Die traditionelle Astrologie schreibt noch Jupiter die Herrschaft über das Zeichen der Fische und über das zwölfte Haus zu. Es fehlte ihr einfach der passende Planet. Der hat sich sehr spät gezeigt. Als der Hochstapler Napoleon III. auf den französischen Thron gespült, Europa von sozialen Reformen überflutet wurde, entdeckte ihn der Berliner Astronom Johann Gottfried Galle 1848 als schwaches Leuchten. Heute wissen wir, daß der Neptun an Größe und Gestalt mindestens so eindrucksvoll ist wie der Jupiter.

= = = = =

Aufgaben:
- 1) Wer entdeckte laut dem Auszug über den Neptun diesen Planeten?
- 2) Gib aus dem Auszug über den Neptun die Stelle von „Die traditionelle Astrologie“ bis „wie der Jupiter.“ wortgetreu aus.

Quelldaten:
= = = = =

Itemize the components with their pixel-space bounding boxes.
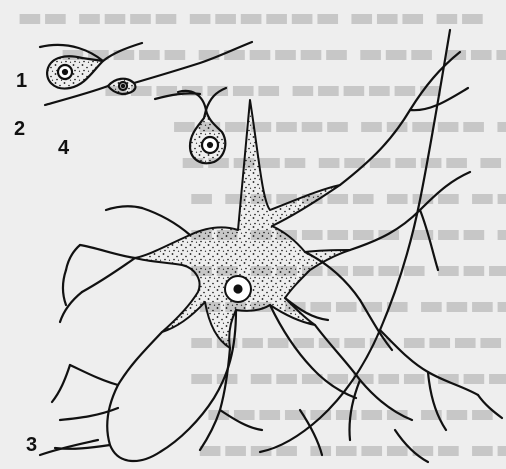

= = = = =

Die Antworten:
- 1) Der Berliner Astronom Johann Gottfried Galle.

- 2)
Die traditionelle Astrologie schreibt noch Jupiter die Herrschaft über das Zeichen der Fische und über das zwölfte Haus zu. Es fehlte ihr einfach der passende Planet. Der hat sich sehr spät gezeigt. Als der Hochstapler Napoleon III. auf den französischen Thron gespült, Europa von sozialen Reformen überflutet wurde, entdeckte ihn der Berliner Astronom Johann Gottfried Galle 1848 als schwaches Leuchten. Heute wissen wir, daß der Neptun an Größe und Gestalt mindestens so eindrucksvoll ist wie der Jupiter.